(Layout dataset entries)
────────────────
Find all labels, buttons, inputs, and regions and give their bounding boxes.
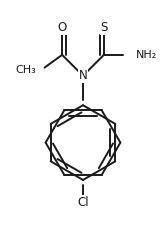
Text: NH₂: NH₂ [136,50,158,60]
Text: CH₃: CH₃ [16,65,37,75]
Text: Cl: Cl [77,196,89,208]
Text: O: O [57,21,67,34]
Text: N: N [79,69,87,82]
Text: S: S [100,21,108,34]
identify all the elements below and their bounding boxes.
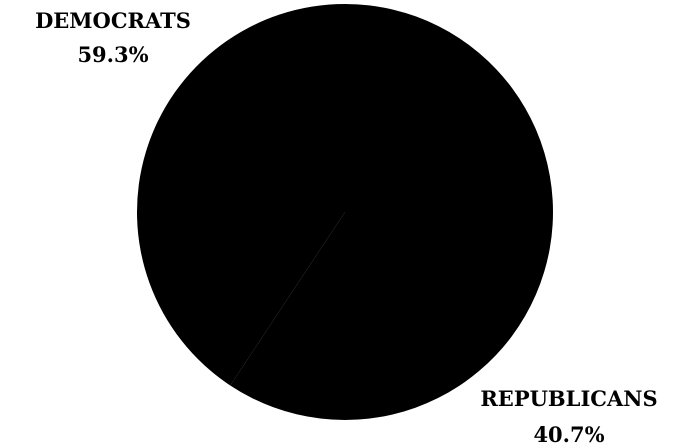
pie-slices (136, 3, 553, 420)
democrats-label: DEMOCRATS (35, 8, 191, 33)
republicans-label: REPUBLICANS (480, 386, 657, 411)
republicans-percent-label: 40.7% (533, 422, 604, 447)
democrats-percent-label: 59.3% (77, 42, 148, 67)
pie-slice-democrats (230, 4, 553, 420)
pie-slice-republicans (136, 3, 345, 386)
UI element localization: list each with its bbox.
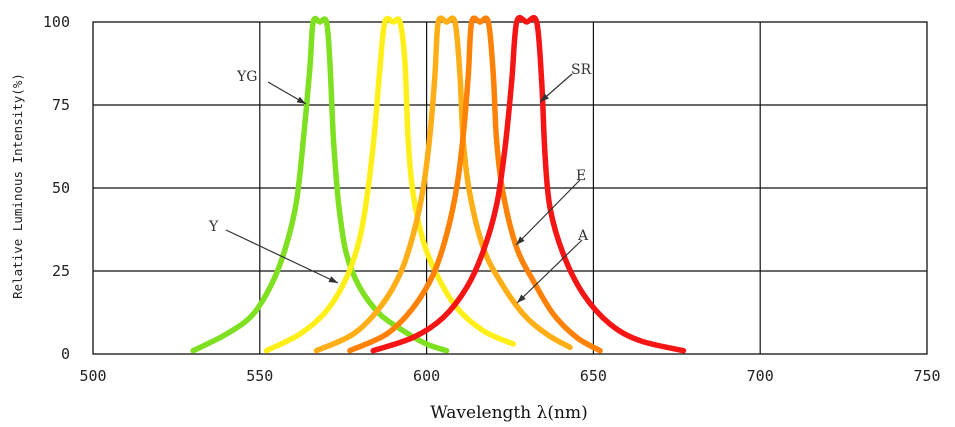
y-tick-label: 100 [43,13,70,31]
plot-frame [92,21,928,355]
arrowhead-y [328,276,338,283]
series-label-yg: YG [236,69,257,85]
series-line-y [263,15,517,354]
arrowhead-e [516,236,525,245]
series-line-a [313,15,573,354]
series-label-a: A [577,228,589,244]
x-tick-label: 700 [747,367,774,385]
series-line-sr [370,14,687,354]
y-tick-label: 50 [52,179,70,197]
annotation-layer: YG Y SR E A [208,62,592,304]
x-tick-label: 500 [79,367,106,385]
leader-line-e [515,179,581,246]
tick-layer: 500 550 600 650 700 750 0 25 50 75 100 [43,13,941,385]
arrowhead-yg [296,96,306,104]
x-tick-label: 550 [246,367,273,385]
y-tick-label: 0 [61,345,70,363]
series-label-y: Y [208,219,219,235]
curve-layer [190,14,687,354]
y-tick-label: 75 [52,96,70,114]
series-label-sr: SR [571,62,592,78]
y-tick-label: 25 [52,262,70,280]
x-axis-title: Wavelength λ(nm) [430,403,587,423]
series-label-e: E [576,168,586,184]
series-line-yg [190,15,450,354]
x-tick-label: 750 [913,367,940,385]
series-line-e [347,15,603,354]
leader-line-y [225,229,339,284]
arrowhead-a [517,294,526,303]
leader-line-a [516,239,583,304]
arrowhead-sr [540,93,549,102]
x-tick-label: 600 [413,367,440,385]
x-tick-label: 650 [580,367,607,385]
y-axis-title: Relative Luminous Intensity(%) [10,73,25,299]
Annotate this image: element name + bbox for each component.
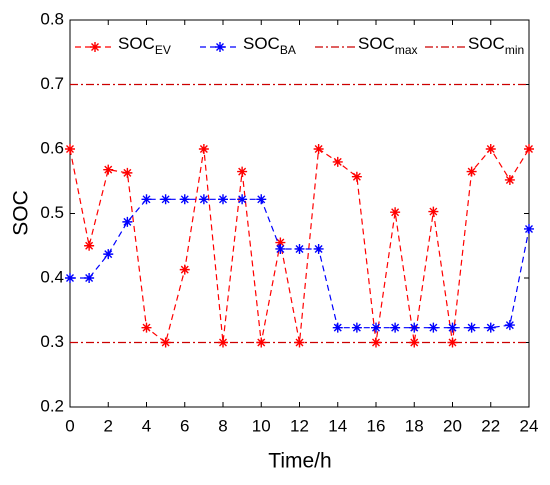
series-marker <box>428 206 439 217</box>
x-tick-label: 16 <box>367 416 386 435</box>
series-marker <box>198 144 209 154</box>
series-marker <box>160 194 171 205</box>
series-marker <box>371 337 381 348</box>
x-tick-label: 18 <box>405 416 424 435</box>
series-marker <box>313 243 324 254</box>
legend-marker <box>215 42 225 52</box>
legend-label: SOCmax <box>358 34 418 57</box>
series-marker <box>313 144 324 154</box>
y-tick-label: 0.6 <box>40 138 64 157</box>
series-marker <box>275 243 286 254</box>
series-marker <box>390 322 401 333</box>
series-marker <box>198 194 209 205</box>
legend: SOCEV SOCBA SOCmax SOCmin <box>75 34 524 57</box>
series-marker <box>504 320 515 331</box>
series-marker <box>256 194 267 205</box>
x-tick-label: 8 <box>218 416 227 435</box>
series-marker <box>390 207 401 218</box>
series-marker <box>504 174 515 185</box>
series-marker <box>256 337 267 348</box>
series-marker <box>409 337 420 348</box>
series-marker <box>332 156 343 167</box>
x-tick-label: 2 <box>104 416 113 435</box>
series-marker <box>466 322 477 333</box>
y-tick-label: 0.8 <box>40 9 64 28</box>
series-marker <box>275 237 286 248</box>
series-marker <box>428 322 439 333</box>
series-marker <box>447 322 458 333</box>
series-marker <box>179 264 190 275</box>
series-marker <box>409 322 420 333</box>
series-marker <box>84 273 95 283</box>
series-marker <box>237 166 248 177</box>
series-marker <box>447 337 458 348</box>
series-marker <box>524 223 534 234</box>
x-tick-label: 10 <box>252 416 271 435</box>
series-marker <box>524 144 534 154</box>
y-tick-label: 0.5 <box>40 203 64 222</box>
y-tick-label: 0.2 <box>40 396 64 415</box>
x-axis-label: Time/h <box>268 450 331 473</box>
series-marker <box>103 164 114 175</box>
series-marker <box>351 322 362 333</box>
x-tick-label: 24 <box>520 416 539 435</box>
series-marker <box>218 194 228 205</box>
y-tick-label: 0.7 <box>40 74 64 93</box>
legend-label: SOCEV <box>118 34 171 57</box>
legend-label: SOCBA <box>243 34 296 57</box>
y-tick-label: 0.4 <box>40 267 64 286</box>
x-tick-label: 22 <box>481 416 500 435</box>
series-marker <box>371 322 381 333</box>
x-tick-label: 4 <box>142 416 151 435</box>
series-marker <box>294 243 305 254</box>
series-marker <box>65 144 75 154</box>
series-marker <box>103 249 114 260</box>
series-marker <box>332 322 343 333</box>
x-tick-label: 0 <box>65 416 74 435</box>
series-marker <box>351 171 362 182</box>
series-marker <box>237 194 248 205</box>
x-tick-label: 12 <box>290 416 309 435</box>
series-marker <box>485 144 496 154</box>
plot-frame <box>69 19 530 408</box>
series-marker <box>65 273 75 283</box>
series-marker <box>160 337 171 348</box>
x-tick-label: 14 <box>328 416 347 435</box>
series-marker <box>485 322 496 333</box>
legend-label: SOCmin <box>468 34 524 57</box>
x-tick-label: 6 <box>180 416 189 435</box>
series-marker <box>466 166 477 177</box>
series-marker <box>122 167 133 178</box>
legend-marker <box>90 42 100 52</box>
series-marker <box>141 194 152 205</box>
series-marker <box>294 337 305 348</box>
series-marker <box>179 194 190 205</box>
series-marker <box>218 337 228 348</box>
series-marker <box>84 240 95 251</box>
series-marker <box>141 322 152 333</box>
y-tick-label: 0.3 <box>40 332 64 351</box>
series-marker <box>122 216 133 227</box>
y-axis-label: SOC <box>10 190 33 236</box>
x-tick-label: 20 <box>443 416 462 435</box>
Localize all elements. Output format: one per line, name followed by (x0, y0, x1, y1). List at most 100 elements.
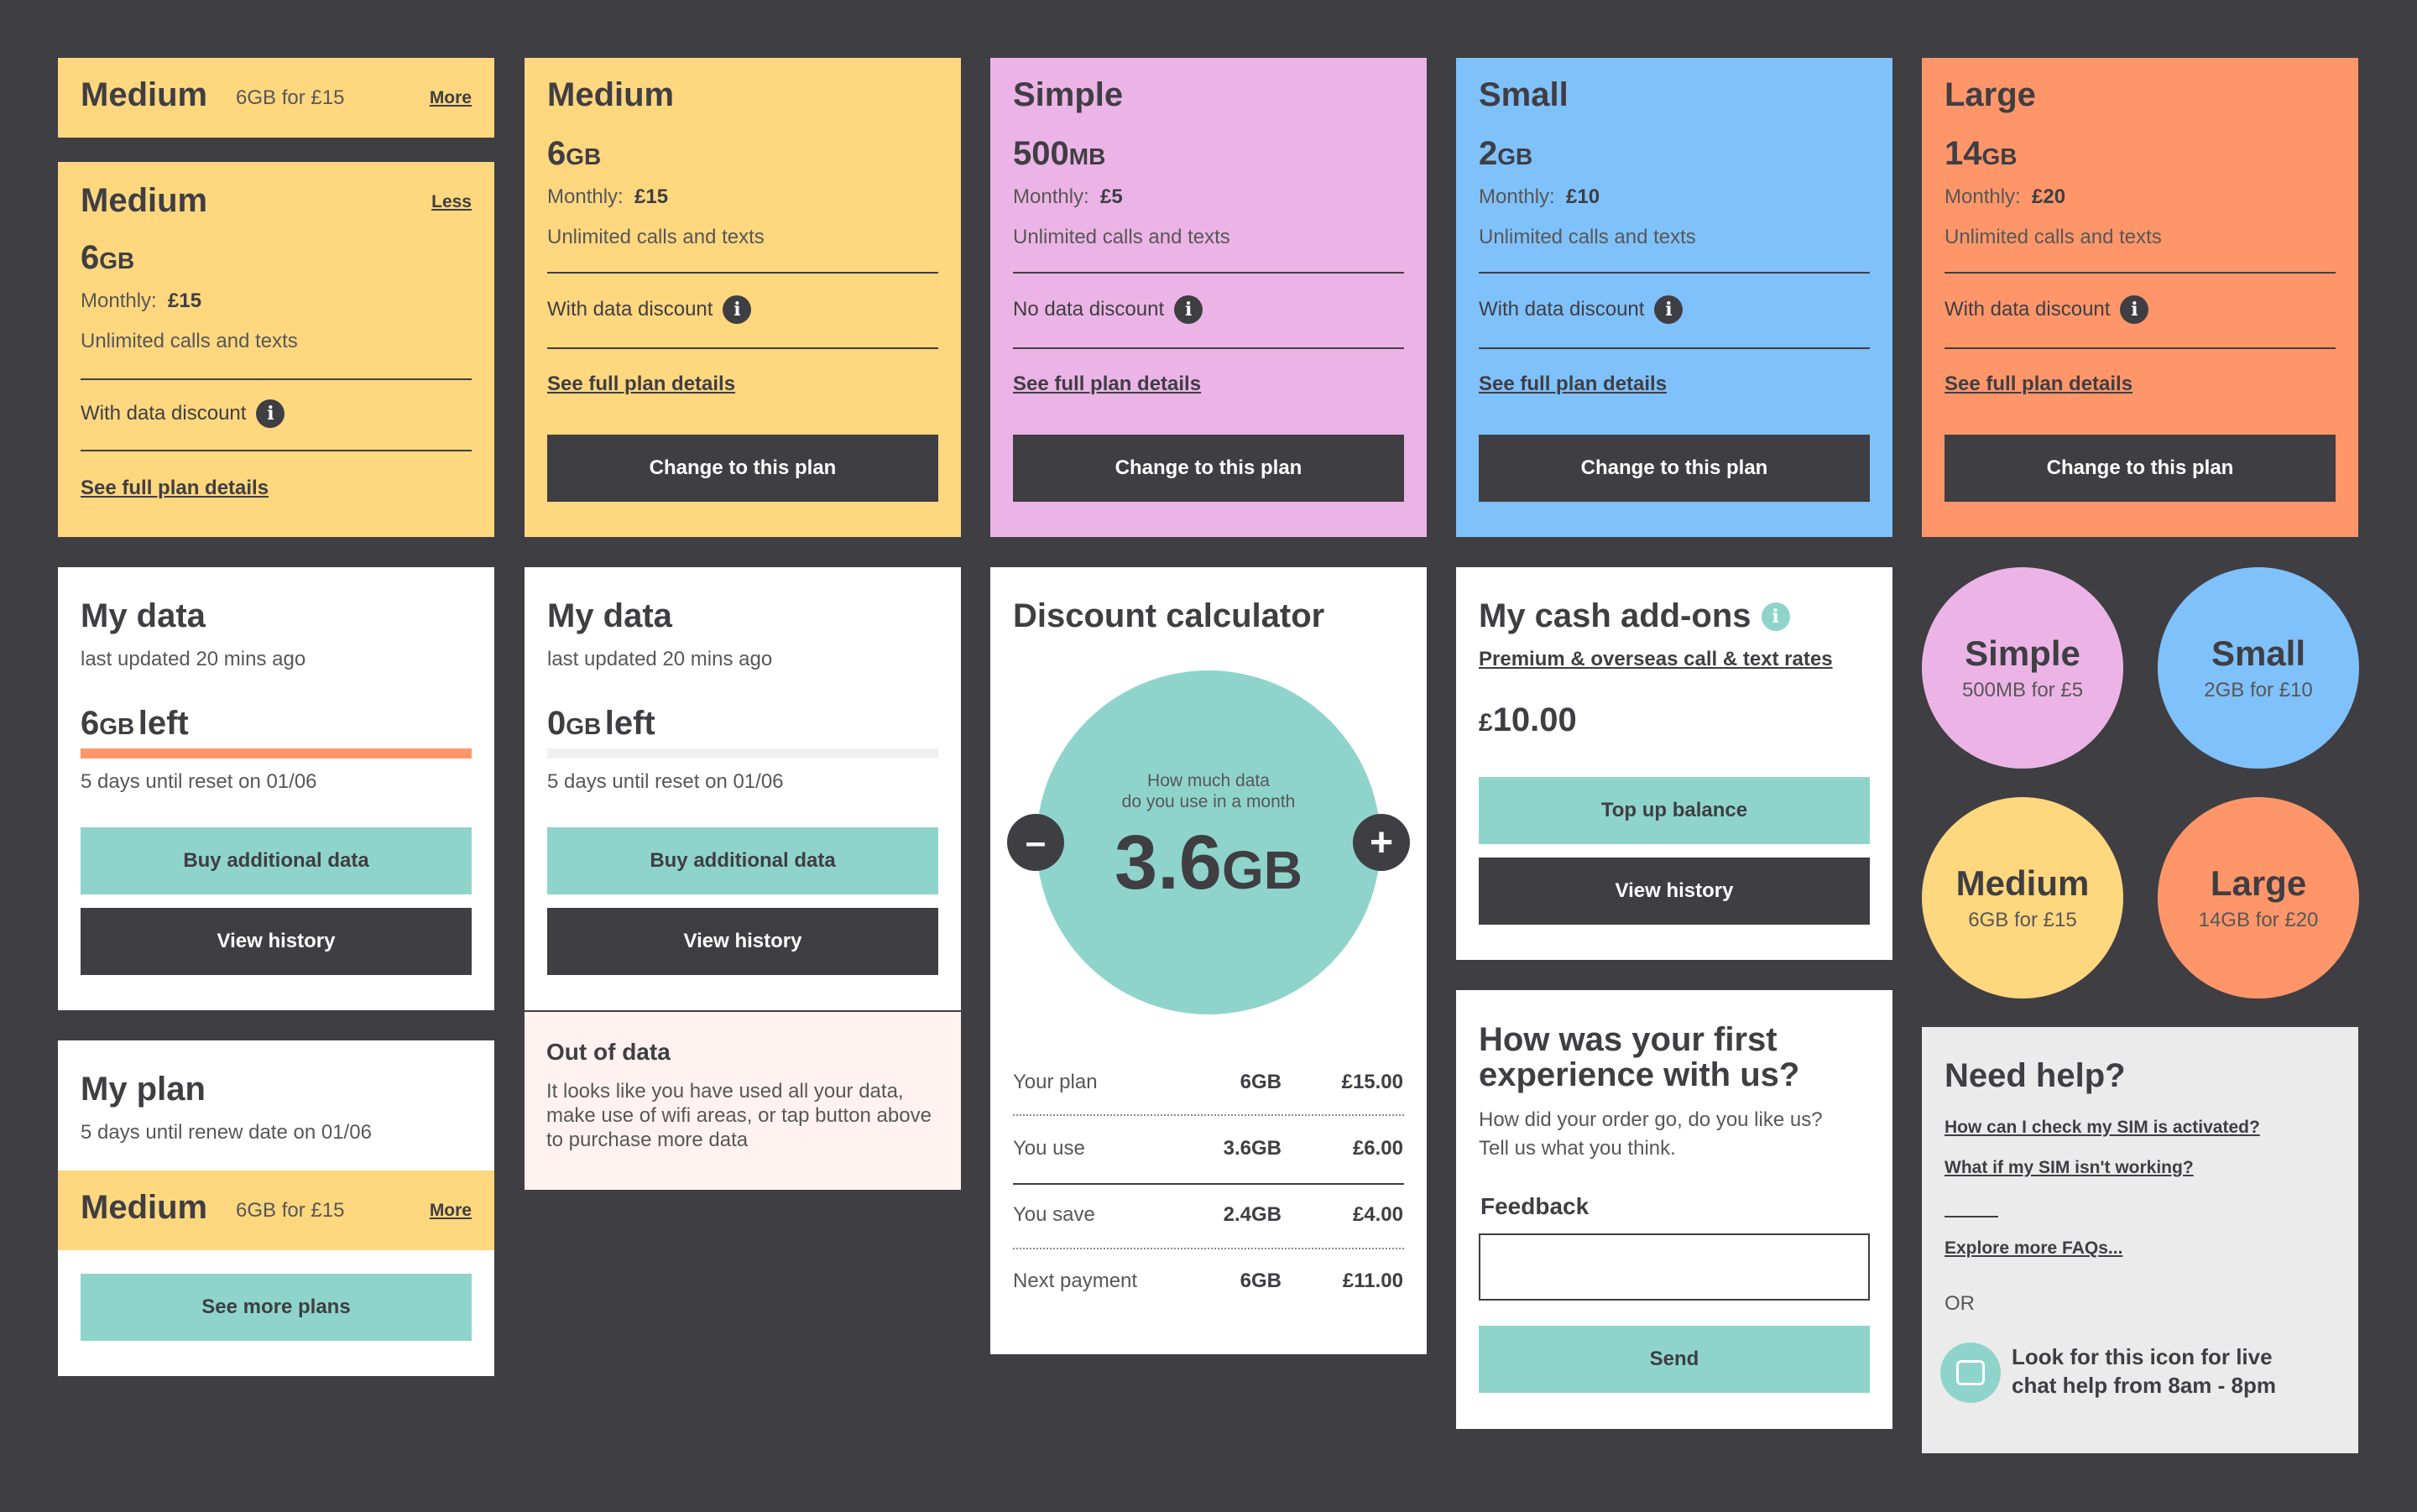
────────────────
### [Aim of the task]
Retype the entire material above line for line, without changes, and leave out the pictures.

### [Reply]
Find all labels, buttons, inputs, and regions and give their bounding boxes.
Text: NH₂: NH₂ [136,50,158,60]
Text: CH₃: CH₃ [16,65,37,75]
Text: Cl: Cl [77,196,89,208]
Text: O: O [57,21,67,34]
Text: N: N [79,69,87,82]
Text: S: S [100,21,108,34]
identify all the elements below and their bounding boxes.
pie-slices (136, 3, 553, 420)
democrats-label: DEMOCRATS (35, 8, 191, 33)
republicans-label: REPUBLICANS (480, 386, 657, 411)
republicans-percent-label: 40.7% (533, 422, 604, 447)
democrats-percent-label: 59.3% (77, 42, 148, 67)
pie-slice-democrats (230, 4, 553, 420)
pie-slice-republicans (136, 3, 345, 386)
UI element localization: list each with its bbox.
y-tick-label: 100 [43,13,70,31]
plot-frame [92,21,928,355]
arrowhead-y [328,276,338,283]
series-label-yg: YG [236,69,257,85]
series-line-y [263,15,517,354]
arrowhead-e [516,236,525,245]
series-line-a [313,15,573,354]
series-label-a: A [577,228,589,244]
x-tick-label: 700 [747,367,774,385]
series-line-sr [370,14,687,354]
y-tick-label: 50 [52,179,70,197]
annotation-layer: YG Y SR E A [208,62,592,304]
x-tick-label: 500 [79,367,106,385]
leader-line-e [515,179,581,246]
tick-layer: 500 550 600 650 700 750 0 25 50 75 100 [43,13,941,385]
arrowhead-yg [296,96,306,104]
x-tick-label: 550 [246,367,273,385]
y-tick-label: 0 [61,345,70,363]
series-label-y: Y [208,219,219,235]
curve-layer [190,14,687,354]
y-tick-label: 75 [52,96,70,114]
series-label-sr: SR [571,62,592,78]
y-tick-label: 25 [52,262,70,280]
x-axis-title: Wavelength λ(nm) [430,403,587,423]
series-label-e: E [576,168,586,184]
series-line-yg [190,15,450,354]
x-tick-label: 750 [913,367,940,385]
series-line-e [347,15,603,354]
leader-line-y [225,229,339,284]
arrowhead-a [517,294,526,303]
leader-line-a [516,239,583,304]
arrowhead-sr [540,93,549,102]
x-tick-label: 600 [413,367,440,385]
x-tick-label: 650 [580,367,607,385]
y-axis-title: Relative Luminous Intensity(%) [10,73,25,299]
Annotate this image: element name + bbox for each component.
series-marker <box>428 206 439 217</box>
x-tick-label: 16 <box>367 416 386 435</box>
series-marker <box>198 144 209 154</box>
series-marker <box>160 194 171 205</box>
series-marker <box>371 337 381 348</box>
x-tick-label: 18 <box>405 416 424 435</box>
series-marker <box>313 243 324 254</box>
legend-marker <box>215 42 225 52</box>
legend-label: SOCmax <box>358 34 418 57</box>
series-marker <box>313 144 324 154</box>
y-tick-label: 0.6 <box>40 138 64 157</box>
series-marker <box>275 243 286 254</box>
series-marker <box>390 322 401 333</box>
series-marker <box>198 194 209 205</box>
legend: SOCEV SOCBA SOCmax SOCmin <box>75 34 524 57</box>
series-marker <box>504 320 515 331</box>
series-marker <box>256 194 267 205</box>
x-tick-label: 8 <box>218 416 227 435</box>
series-marker <box>390 207 401 218</box>
series-marker <box>504 174 515 185</box>
series-marker <box>256 337 267 348</box>
series-marker <box>409 337 420 348</box>
series-marker <box>332 156 343 167</box>
x-tick-label: 2 <box>104 416 113 435</box>
series-marker <box>466 322 477 333</box>
y-tick-label: 0.8 <box>40 9 64 28</box>
series-marker <box>275 237 286 248</box>
series-marker <box>428 322 439 333</box>
series-marker <box>447 322 458 333</box>
series-marker <box>179 264 190 275</box>
series-marker <box>409 322 420 333</box>
series-marker <box>84 273 95 283</box>
series-marker <box>237 166 248 177</box>
series-marker <box>447 337 458 348</box>
series-marker <box>524 223 534 234</box>
x-tick-label: 10 <box>252 416 271 435</box>
series-marker <box>524 144 534 154</box>
y-tick-label: 0.5 <box>40 203 64 222</box>
y-tick-label: 0.2 <box>40 396 64 415</box>
x-axis-label: Time/h <box>268 450 331 473</box>
series-marker <box>103 164 114 175</box>
series-marker <box>351 322 362 333</box>
x-tick-label: 24 <box>520 416 539 435</box>
series-marker <box>218 194 228 205</box>
y-tick-label: 0.7 <box>40 74 64 93</box>
legend-label: SOCEV <box>118 34 171 57</box>
legend-label: SOCBA <box>243 34 296 57</box>
y-tick-label: 0.4 <box>40 267 64 286</box>
x-tick-label: 22 <box>481 416 500 435</box>
series-marker <box>371 322 381 333</box>
x-tick-label: 4 <box>142 416 151 435</box>
series-marker <box>294 243 305 254</box>
series-marker <box>65 144 75 154</box>
series-marker <box>103 249 114 260</box>
series-marker <box>332 322 343 333</box>
x-tick-label: 0 <box>65 416 74 435</box>
series-marker <box>351 171 362 182</box>
series-marker <box>237 194 248 205</box>
x-tick-label: 12 <box>290 416 309 435</box>
series-marker <box>485 144 496 154</box>
plot-frame <box>69 19 530 408</box>
series-marker <box>65 273 75 283</box>
series-marker <box>160 337 171 348</box>
x-tick-label: 14 <box>328 416 347 435</box>
series-marker <box>485 322 496 333</box>
legend-label: SOCmin <box>468 34 524 57</box>
x-tick-label: 6 <box>180 416 189 435</box>
series-marker <box>466 166 477 177</box>
series-marker <box>122 167 133 178</box>
legend-marker <box>90 42 100 52</box>
series-marker <box>141 194 152 205</box>
series-marker <box>294 337 305 348</box>
series-marker <box>179 194 190 205</box>
series-marker <box>218 337 228 348</box>
series-marker <box>84 240 95 251</box>
series-marker <box>141 322 152 333</box>
y-tick-label: 0.3 <box>40 332 64 351</box>
series-marker <box>122 216 133 227</box>
y-axis-label: SOC <box>10 190 33 236</box>
x-tick-label: 20 <box>443 416 462 435</box>
Localize all elements. Output format: one per line, name followed by (x0, y0, x1, y1). List at most 100 elements.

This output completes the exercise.